### AIM OF THE TASK:
Copy all of the records below verbatim.

Start of EXTRACTED DATA

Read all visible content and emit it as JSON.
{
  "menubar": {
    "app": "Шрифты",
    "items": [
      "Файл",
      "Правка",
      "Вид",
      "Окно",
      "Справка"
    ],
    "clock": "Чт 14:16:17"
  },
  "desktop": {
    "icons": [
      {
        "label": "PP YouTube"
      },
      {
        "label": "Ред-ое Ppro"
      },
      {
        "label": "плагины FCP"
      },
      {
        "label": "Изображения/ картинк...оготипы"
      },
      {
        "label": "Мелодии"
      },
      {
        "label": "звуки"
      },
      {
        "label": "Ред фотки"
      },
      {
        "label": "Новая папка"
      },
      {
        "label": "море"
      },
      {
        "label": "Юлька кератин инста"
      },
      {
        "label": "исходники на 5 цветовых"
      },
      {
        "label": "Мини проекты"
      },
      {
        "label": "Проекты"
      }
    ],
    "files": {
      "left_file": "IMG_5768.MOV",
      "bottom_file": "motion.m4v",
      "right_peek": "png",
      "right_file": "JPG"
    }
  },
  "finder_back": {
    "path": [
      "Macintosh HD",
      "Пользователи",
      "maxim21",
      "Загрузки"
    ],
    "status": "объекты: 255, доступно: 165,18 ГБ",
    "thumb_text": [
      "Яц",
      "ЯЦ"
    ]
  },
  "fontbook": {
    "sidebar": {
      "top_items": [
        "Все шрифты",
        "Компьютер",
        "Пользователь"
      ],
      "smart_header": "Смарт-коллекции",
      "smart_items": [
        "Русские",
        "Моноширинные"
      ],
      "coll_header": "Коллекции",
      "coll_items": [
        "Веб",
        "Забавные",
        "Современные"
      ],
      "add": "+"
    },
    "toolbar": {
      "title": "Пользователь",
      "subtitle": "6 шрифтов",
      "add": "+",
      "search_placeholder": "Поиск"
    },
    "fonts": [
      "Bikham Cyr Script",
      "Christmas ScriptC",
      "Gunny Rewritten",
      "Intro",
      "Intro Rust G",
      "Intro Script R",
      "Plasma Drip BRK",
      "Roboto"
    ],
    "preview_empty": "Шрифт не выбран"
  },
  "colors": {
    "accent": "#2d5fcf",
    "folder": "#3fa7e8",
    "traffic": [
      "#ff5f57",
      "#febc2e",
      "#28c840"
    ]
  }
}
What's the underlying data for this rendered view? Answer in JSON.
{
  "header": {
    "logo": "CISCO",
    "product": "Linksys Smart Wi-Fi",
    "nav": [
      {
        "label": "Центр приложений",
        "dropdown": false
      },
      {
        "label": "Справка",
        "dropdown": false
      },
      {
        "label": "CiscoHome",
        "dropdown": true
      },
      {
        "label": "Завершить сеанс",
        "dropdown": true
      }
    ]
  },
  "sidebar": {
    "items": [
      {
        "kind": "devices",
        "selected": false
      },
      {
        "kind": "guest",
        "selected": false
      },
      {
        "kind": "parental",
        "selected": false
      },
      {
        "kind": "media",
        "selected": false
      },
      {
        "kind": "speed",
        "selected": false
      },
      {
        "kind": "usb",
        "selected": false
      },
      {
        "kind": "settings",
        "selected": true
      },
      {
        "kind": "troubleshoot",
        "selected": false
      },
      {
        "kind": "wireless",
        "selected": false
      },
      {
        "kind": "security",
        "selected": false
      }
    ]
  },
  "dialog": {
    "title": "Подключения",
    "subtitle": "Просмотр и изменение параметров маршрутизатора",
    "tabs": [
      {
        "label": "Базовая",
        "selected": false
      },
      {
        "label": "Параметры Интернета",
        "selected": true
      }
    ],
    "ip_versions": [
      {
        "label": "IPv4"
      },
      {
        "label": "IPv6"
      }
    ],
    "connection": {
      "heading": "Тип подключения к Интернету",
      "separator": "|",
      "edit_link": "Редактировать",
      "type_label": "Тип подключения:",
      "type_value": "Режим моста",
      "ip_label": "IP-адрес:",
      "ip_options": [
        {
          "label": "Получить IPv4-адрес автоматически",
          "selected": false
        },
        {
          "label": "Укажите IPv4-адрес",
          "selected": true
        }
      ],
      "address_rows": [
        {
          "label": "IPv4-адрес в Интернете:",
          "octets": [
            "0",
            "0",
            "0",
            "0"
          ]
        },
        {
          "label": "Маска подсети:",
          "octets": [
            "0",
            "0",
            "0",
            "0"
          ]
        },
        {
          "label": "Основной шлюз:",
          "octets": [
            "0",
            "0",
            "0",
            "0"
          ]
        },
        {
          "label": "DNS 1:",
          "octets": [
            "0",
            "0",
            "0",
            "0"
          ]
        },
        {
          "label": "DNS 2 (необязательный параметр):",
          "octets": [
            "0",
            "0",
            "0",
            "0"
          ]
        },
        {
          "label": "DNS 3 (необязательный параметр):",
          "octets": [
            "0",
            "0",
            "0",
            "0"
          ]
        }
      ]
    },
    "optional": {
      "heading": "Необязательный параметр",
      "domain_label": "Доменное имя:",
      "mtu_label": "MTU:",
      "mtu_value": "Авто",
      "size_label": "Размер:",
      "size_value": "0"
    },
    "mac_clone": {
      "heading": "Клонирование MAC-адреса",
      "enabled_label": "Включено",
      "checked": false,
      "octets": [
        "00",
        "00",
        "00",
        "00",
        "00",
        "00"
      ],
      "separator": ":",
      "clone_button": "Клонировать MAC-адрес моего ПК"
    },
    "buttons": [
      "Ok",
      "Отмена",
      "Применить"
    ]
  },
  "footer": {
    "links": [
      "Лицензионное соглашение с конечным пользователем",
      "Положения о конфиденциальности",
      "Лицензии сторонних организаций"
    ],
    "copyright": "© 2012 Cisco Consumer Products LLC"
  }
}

End of EXTRACTED DATA

### FULL OUTPUT:
Read all visible content and emit it as JSON.
{
  "menubar": {
    "app": "Шрифты",
    "items": [
      "Файл",
      "Правка",
      "Вид",
      "Окно",
      "Справка"
    ],
    "clock": "Чт 14:16:17"
  },
  "desktop": {
    "icons": [
      {
        "label": "PP YouTube"
      },
      {
        "label": "Ред-ое Ppro"
      },
      {
        "label": "плагины FCP"
      },
      {
        "label": "Изображения/ картинк...оготипы"
      },
      {
        "label": "Мелодии"
      },
      {
        "label": "звуки"
      },
      {
        "label": "Ред фотки"
      },
      {
        "label": "Новая папка"
      },
      {
        "label": "море"
      },
      {
        "label": "Юлька кератин инста"
      },
      {
        "label": "исходники на 5 цветовых"
      },
      {
        "label": "Мини проекты"
      },
      {
        "label": "Проекты"
      }
    ],
    "files": {
      "left_file": "IMG_5768.MOV",
      "bottom_file": "motion.m4v",
      "right_peek": "png",
      "right_file": "JPG"
    }
  },
  "finder_back": {
    "path": [
      "Macintosh HD",
      "Пользователи",
      "maxim21",
      "Загрузки"
    ],
    "status": "объекты: 255, доступно: 165,18 ГБ",
    "thumb_text": [
      "Яц",
      "ЯЦ"
    ]
  },
  "fontbook": {
    "sidebar": {
      "top_items": [
        "Все шрифты",
        "Компьютер",
        "Пользователь"
      ],
      "smart_header": "Смарт-коллекции",
      "smart_items": [
        "Русские",
        "Моноширинные"
      ],
      "coll_header": "Коллекции",
      "coll_items": [
        "Веб",
        "Забавные",
        "Современные"
      ],
      "add": "+"
    },
    "toolbar": {
      "title": "Пользователь",
      "subtitle": "6 шрифтов",
      "add": "+",
      "search_placeholder": "Поиск"
    },
    "fonts": [
      "Bikham Cyr Script",
      "Christmas ScriptC",
      "Gunny Rewritten",
      "Intro",
      "Intro Rust G",
      "Intro Script R",
      "Plasma Drip BRK",
      "Roboto"
    ],
    "preview_empty": "Шрифт не выбран"
  },
  "colors": {
    "accent": "#2d5fcf",
    "folder": "#3fa7e8",
    "traffic": [
      "#ff5f57",
      "#febc2e",
      "#28c840"
    ]
  }
}
What's the underlying data for this rendered view? Answer in JSON.
{
  "header": {
    "logo": "CISCO",
    "product": "Linksys Smart Wi-Fi",
    "nav": [
      {
        "label": "Центр приложений",
        "dropdown": false
      },
      {
        "label": "Справка",
        "dropdown": false
      },
      {
        "label": "CiscoHome",
        "dropdown": true
      },
      {
        "label": "Завершить сеанс",
        "dropdown": true
      }
    ]
  },
  "sidebar": {
    "items": [
      {
        "kind": "devices",
        "selected": false
      },
      {
        "kind": "guest",
        "selected": false
      },
      {
        "kind": "parental",
        "selected": false
      },
      {
        "kind": "media",
        "selected": false
      },
      {
        "kind": "speed",
        "selected": false
      },
      {
        "kind": "usb",
        "selected": false
      },
      {
        "kind": "settings",
        "selected": true
      },
      {
        "kind": "troubleshoot",
        "selected": false
      },
      {
        "kind": "wireless",
        "selected": false
      },
      {
        "kind": "security",
        "selected": false
      }
    ]
  },
  "dialog": {
    "title": "Подключения",
    "subtitle": "Просмотр и изменение параметров маршрутизатора",
    "tabs": [
      {
        "label": "Базовая",
        "selected": false
      },
      {
        "label": "Параметры Интернета",
        "selected": true
      }
    ],
    "ip_versions": [
      {
        "label": "IPv4"
      },
      {
        "label": "IPv6"
      }
    ],
    "connection": {
      "heading": "Тип подключения к Интернету",
      "separator": "|",
      "edit_link": "Редактировать",
      "type_label": "Тип подключения:",
      "type_value": "Режим моста",
      "ip_label": "IP-адрес:",
      "ip_options": [
        {
          "label": "Получить IPv4-адрес автоматически",
          "selected": false
        },
        {
          "label": "Укажите IPv4-адрес",
          "selected": true
        }
      ],
      "address_rows": [
        {
          "label": "IPv4-адрес в Интернете:",
          "octets": [
            "0",
            "0",
            "0",
            "0"
          ]
        },
        {
          "label": "Маска подсети:",
          "octets": [
            "0",
            "0",
            "0",
            "0"
          ]
        },
        {
          "label": "Основной шлюз:",
          "octets": [
            "0",
            "0",
            "0",
            "0"
          ]
        },
        {
          "label": "DNS 1:",
          "octets": [
            "0",
            "0",
            "0",
            "0"
          ]
        },
        {
          "label": "DNS 2 (необязательный параметр):",
          "octets": [
            "0",
            "0",
            "0",
            "0"
          ]
        },
        {
          "label": "DNS 3 (необязательный параметр):",
          "octets": [
            "0",
            "0",
            "0",
            "0"
          ]
        }
      ]
    },
    "optional": {
      "heading": "Необязательный параметр",
      "domain_label": "Доменное имя:",
      "mtu_label": "MTU:",
      "mtu_value": "Авто",
      "size_label": "Размер:",
      "size_value": "0"
    },
    "mac_clone": {
      "heading": "Клонирование MAC-адреса",
      "enabled_label": "Включено",
      "checked": false,
      "octets": [
        "00",
        "00",
        "00",
        "00",
        "00",
        "00"
      ],
      "separator": ":",
      "clone_button": "Клонировать MAC-адрес моего ПК"
    },
    "buttons": [
      "Ok",
      "Отмена",
      "Применить"
    ]
  },
  "footer": {
    "links": [
      "Лицензионное соглашение с конечным пользователем",
      "Положения о конфиденциальности",
      "Лицензии сторонних организаций"
    ],
    "copyright": "© 2012 Cisco Consumer Products LLC"
  }
}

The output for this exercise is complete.